■ **Exercise data**:

++++++

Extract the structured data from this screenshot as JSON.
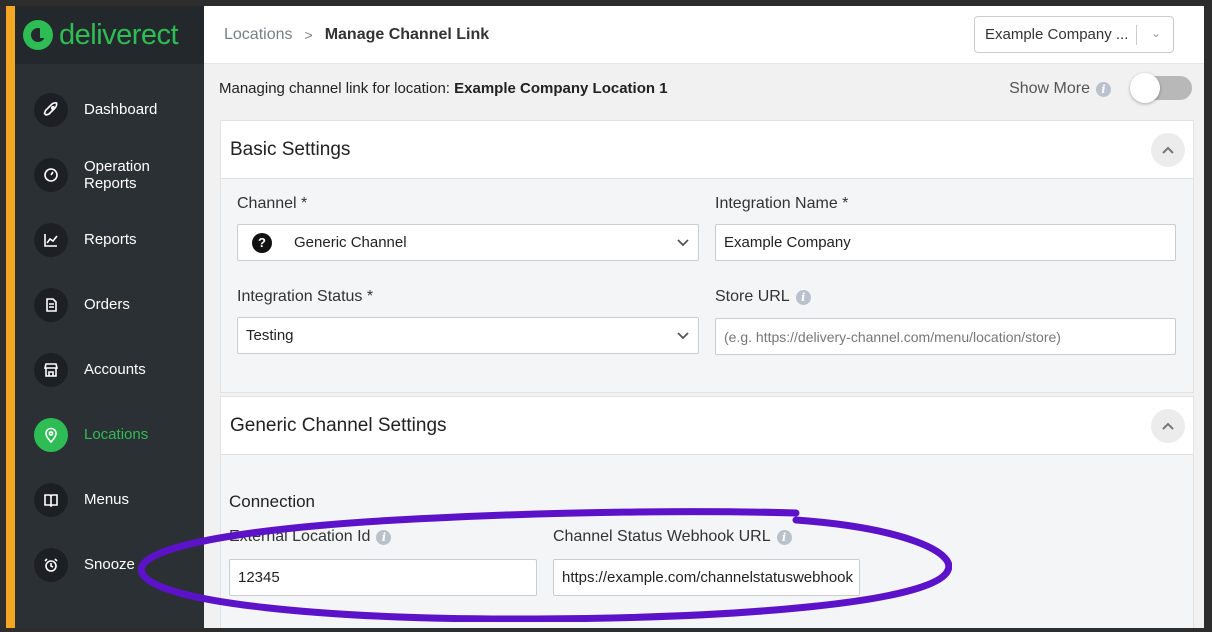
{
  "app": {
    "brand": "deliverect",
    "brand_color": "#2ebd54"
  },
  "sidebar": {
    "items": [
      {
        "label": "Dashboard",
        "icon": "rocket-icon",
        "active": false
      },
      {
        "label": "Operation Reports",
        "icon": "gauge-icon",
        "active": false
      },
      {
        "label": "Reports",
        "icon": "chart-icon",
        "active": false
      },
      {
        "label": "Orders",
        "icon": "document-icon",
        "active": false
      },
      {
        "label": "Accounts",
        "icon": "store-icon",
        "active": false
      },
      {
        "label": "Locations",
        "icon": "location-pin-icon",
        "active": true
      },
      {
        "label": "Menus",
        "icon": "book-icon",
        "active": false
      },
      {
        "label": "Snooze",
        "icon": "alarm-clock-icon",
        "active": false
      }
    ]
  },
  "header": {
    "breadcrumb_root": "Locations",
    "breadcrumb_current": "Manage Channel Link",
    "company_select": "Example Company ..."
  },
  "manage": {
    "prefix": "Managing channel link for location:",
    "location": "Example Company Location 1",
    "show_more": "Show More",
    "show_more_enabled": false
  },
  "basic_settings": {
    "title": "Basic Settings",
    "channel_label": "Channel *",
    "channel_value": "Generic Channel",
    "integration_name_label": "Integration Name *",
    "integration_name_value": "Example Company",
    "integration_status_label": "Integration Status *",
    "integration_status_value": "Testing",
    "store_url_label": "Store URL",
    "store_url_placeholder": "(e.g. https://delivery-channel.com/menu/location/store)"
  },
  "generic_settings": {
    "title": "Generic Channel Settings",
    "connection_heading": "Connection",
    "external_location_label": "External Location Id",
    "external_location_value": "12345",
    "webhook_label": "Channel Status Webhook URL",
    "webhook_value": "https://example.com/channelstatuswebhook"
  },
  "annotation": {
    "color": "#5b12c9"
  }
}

++++++

Copy out all of the material exactly as written, without its pictures.

■ **The response**:
Extract the structured data from this screenshot as JSON.
{
  "app": {
    "brand": "deliverect",
    "brand_color": "#2ebd54"
  },
  "sidebar": {
    "items": [
      {
        "label": "Dashboard",
        "icon": "rocket-icon",
        "active": false
      },
      {
        "label": "Operation Reports",
        "icon": "gauge-icon",
        "active": false
      },
      {
        "label": "Reports",
        "icon": "chart-icon",
        "active": false
      },
      {
        "label": "Orders",
        "icon": "document-icon",
        "active": false
      },
      {
        "label": "Accounts",
        "icon": "store-icon",
        "active": false
      },
      {
        "label": "Locations",
        "icon": "location-pin-icon",
        "active": true
      },
      {
        "label": "Menus",
        "icon": "book-icon",
        "active": false
      },
      {
        "label": "Snooze",
        "icon": "alarm-clock-icon",
        "active": false
      }
    ]
  },
  "header": {
    "breadcrumb_root": "Locations",
    "breadcrumb_current": "Manage Channel Link",
    "company_select": "Example Company ..."
  },
  "manage": {
    "prefix": "Managing channel link for location:",
    "location": "Example Company Location 1",
    "show_more": "Show More",
    "show_more_enabled": false
  },
  "basic_settings": {
    "title": "Basic Settings",
    "channel_label": "Channel *",
    "channel_value": "Generic Channel",
    "integration_name_label": "Integration Name *",
    "integration_name_value": "Example Company",
    "integration_status_label": "Integration Status *",
    "integration_status_value": "Testing",
    "store_url_label": "Store URL",
    "store_url_placeholder": "(e.g. https://delivery-channel.com/menu/location/store)"
  },
  "generic_settings": {
    "title": "Generic Channel Settings",
    "connection_heading": "Connection",
    "external_location_label": "External Location Id",
    "external_location_value": "12345",
    "webhook_label": "Channel Status Webhook URL",
    "webhook_value": "https://example.com/channelstatuswebhook"
  },
  "annotation": {
    "color": "#5b12c9"
  }
}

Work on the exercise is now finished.